AIM: Output the data exactly, with every line intact.

(Records contained in a dataset)
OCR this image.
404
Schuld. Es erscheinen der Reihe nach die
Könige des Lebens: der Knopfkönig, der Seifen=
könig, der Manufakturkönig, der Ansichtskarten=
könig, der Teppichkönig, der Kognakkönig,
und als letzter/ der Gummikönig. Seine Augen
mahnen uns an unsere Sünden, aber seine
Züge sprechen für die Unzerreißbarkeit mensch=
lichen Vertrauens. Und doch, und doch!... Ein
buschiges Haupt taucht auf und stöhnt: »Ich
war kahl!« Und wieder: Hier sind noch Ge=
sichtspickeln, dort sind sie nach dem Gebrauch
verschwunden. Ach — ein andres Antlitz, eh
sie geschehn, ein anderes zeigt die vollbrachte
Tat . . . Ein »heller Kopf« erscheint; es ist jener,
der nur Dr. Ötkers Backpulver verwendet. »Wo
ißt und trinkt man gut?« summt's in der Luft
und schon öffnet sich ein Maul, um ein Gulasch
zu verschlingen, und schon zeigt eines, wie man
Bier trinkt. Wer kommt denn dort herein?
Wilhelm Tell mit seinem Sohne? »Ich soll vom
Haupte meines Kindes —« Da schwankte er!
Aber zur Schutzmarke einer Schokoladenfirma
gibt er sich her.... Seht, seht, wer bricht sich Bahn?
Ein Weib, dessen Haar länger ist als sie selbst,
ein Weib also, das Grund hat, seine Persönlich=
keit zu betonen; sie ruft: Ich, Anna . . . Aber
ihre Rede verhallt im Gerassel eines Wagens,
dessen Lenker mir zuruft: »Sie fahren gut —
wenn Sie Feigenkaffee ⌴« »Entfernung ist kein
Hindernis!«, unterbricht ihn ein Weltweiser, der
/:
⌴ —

EXERCISE OUTPUT:
OCR this image.
404
Schuld. Es erscheinen der Reihe nach die
Könige des Lebens: der Knopfkönig, der Seifen=
könig, der Manufakturkönig, der Ansichtskarten=
könig, der Teppichkönig, der Kognakkönig,
und als letzter/ der Gummikönig. Seine Augen
mahnen uns an unsere Sünden, aber seine
Züge sprechen für die Unzerreißbarkeit mensch=
lichen Vertrauens. Und doch, und doch!... Ein
buschiges Haupt taucht auf und stöhnt: »Ich
war kahl!« Und wieder: Hier sind noch Ge=
sichtspickeln, dort sind sie nach dem Gebrauch
verschwunden. Ach — ein andres Antlitz, eh
sie geschehn, ein anderes zeigt die vollbrachte
Tat . . . Ein »heller Kopf« erscheint; es ist jener,
der nur Dr. Ötkers Backpulver verwendet. »Wo
ißt und trinkt man gut?« summt's in der Luft
und schon öffnet sich ein Maul, um ein Gulasch
zu verschlingen, und schon zeigt eines, wie man
Bier trinkt. Wer kommt denn dort herein?
Wilhelm Tell mit seinem Sohne? »Ich soll vom
Haupte meines Kindes —« Da schwankte er!
Aber zur Schutzmarke einer Schokoladenfirma
gibt er sich her.... Seht, seht, wer bricht sich Bahn?
Ein Weib, dessen Haar länger ist als sie selbst,
ein Weib also, das Grund hat, seine Persönlich=
keit zu betonen; sie ruft: Ich, Anna . . . Aber
ihre Rede verhallt im Gerassel eines Wagens,
dessen Lenker mir zuruft: »Sie fahren gut —
wenn Sie Feigenkaffee ⌴« »Entfernung ist kein
Hindernis!«, unterbricht ihn ein Weltweiser, der
/:
⌴ —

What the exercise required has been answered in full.